Work to do. Pull out every line below that contains the string "arrow", treating uppercase and lowercase as different.

Source records:
# # # # #

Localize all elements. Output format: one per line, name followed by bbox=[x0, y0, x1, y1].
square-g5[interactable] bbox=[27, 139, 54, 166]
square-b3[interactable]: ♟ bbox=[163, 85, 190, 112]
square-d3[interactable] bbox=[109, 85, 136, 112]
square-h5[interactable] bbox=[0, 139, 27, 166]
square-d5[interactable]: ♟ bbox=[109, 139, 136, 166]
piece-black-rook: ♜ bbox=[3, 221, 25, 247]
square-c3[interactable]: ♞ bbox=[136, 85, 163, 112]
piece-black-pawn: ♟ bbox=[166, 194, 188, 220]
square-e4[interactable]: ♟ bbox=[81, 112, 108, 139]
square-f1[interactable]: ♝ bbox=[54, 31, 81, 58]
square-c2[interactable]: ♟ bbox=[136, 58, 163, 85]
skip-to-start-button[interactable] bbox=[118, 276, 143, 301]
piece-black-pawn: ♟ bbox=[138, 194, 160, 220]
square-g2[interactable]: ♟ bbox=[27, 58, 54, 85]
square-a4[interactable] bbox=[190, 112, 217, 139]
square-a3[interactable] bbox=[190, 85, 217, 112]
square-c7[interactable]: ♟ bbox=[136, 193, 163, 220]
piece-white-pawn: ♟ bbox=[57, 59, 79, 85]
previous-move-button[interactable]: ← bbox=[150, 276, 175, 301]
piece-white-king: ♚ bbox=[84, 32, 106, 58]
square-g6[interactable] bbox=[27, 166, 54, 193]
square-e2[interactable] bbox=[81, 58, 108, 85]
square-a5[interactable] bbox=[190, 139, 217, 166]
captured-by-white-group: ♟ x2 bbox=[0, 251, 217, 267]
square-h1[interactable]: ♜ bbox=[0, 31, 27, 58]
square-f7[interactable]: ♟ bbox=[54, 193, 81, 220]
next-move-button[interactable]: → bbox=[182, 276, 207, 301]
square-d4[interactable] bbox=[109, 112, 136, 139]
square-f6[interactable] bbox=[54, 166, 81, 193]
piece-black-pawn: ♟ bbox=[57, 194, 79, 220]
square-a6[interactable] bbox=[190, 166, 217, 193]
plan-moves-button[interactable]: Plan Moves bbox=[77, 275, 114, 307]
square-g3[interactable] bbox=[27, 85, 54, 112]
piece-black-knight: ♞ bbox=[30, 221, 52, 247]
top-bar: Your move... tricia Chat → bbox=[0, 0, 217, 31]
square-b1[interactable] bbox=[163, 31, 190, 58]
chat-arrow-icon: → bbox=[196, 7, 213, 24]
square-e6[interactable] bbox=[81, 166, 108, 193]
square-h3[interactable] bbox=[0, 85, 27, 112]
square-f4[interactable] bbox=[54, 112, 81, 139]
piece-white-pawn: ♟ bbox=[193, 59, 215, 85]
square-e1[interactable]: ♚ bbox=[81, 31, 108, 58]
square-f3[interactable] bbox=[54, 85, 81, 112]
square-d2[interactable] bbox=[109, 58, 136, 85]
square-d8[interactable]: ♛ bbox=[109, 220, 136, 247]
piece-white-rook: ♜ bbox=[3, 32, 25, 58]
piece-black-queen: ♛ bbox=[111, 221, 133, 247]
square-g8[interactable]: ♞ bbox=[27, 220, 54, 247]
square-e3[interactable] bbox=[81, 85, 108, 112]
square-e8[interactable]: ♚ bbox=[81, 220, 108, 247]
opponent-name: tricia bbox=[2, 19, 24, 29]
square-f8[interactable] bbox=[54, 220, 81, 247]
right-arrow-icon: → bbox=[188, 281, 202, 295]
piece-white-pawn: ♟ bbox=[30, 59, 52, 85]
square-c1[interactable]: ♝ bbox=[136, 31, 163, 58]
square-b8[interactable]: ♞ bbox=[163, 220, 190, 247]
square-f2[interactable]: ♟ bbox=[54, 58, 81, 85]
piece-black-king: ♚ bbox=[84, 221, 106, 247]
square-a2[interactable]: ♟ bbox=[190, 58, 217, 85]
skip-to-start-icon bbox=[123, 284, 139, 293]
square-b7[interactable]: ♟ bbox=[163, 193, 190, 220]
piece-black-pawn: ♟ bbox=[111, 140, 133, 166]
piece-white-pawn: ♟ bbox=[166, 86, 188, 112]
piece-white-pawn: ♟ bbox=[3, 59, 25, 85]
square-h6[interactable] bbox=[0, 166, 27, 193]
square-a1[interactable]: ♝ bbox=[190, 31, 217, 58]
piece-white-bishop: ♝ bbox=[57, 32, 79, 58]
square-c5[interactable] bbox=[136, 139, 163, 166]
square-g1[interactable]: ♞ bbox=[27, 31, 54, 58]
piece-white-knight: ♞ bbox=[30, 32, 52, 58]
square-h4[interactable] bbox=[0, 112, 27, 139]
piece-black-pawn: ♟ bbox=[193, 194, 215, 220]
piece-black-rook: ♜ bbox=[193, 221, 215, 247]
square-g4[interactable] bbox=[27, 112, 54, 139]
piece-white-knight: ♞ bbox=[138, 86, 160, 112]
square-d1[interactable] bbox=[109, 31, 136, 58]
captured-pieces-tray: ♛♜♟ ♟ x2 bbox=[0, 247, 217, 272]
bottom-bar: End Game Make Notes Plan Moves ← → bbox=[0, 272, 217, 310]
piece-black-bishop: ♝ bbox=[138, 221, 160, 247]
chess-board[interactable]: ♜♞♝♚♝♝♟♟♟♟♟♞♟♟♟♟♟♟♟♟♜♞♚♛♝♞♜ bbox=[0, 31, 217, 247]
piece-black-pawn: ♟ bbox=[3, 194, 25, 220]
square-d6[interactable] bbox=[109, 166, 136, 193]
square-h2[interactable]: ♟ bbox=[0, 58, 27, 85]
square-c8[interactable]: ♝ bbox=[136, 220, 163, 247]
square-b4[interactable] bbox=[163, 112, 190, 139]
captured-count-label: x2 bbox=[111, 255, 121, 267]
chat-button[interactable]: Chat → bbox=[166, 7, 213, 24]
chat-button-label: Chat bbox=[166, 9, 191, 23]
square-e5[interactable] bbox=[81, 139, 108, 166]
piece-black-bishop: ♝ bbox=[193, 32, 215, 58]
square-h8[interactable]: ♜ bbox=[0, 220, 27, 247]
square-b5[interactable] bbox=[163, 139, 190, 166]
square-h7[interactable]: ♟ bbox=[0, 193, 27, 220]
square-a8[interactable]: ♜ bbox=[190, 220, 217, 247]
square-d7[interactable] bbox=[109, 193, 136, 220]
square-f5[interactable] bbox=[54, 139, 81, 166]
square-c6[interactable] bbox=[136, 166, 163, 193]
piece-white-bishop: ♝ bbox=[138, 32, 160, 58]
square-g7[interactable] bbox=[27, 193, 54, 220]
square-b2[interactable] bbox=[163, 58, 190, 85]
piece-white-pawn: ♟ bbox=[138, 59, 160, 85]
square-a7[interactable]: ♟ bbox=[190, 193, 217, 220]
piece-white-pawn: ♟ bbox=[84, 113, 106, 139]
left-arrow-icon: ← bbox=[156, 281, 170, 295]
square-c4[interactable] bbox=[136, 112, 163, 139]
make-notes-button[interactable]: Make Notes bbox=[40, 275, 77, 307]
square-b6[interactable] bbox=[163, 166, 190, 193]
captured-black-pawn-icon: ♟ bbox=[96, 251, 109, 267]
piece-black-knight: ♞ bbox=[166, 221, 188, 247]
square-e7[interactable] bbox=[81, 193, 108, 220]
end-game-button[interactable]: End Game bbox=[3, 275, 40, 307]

# # # # #

Response.
chat-arrow-icon: → bbox=[196, 7, 213, 24]
right-arrow-icon: → bbox=[188, 281, 202, 295]
left-arrow-icon: ← bbox=[156, 281, 170, 295]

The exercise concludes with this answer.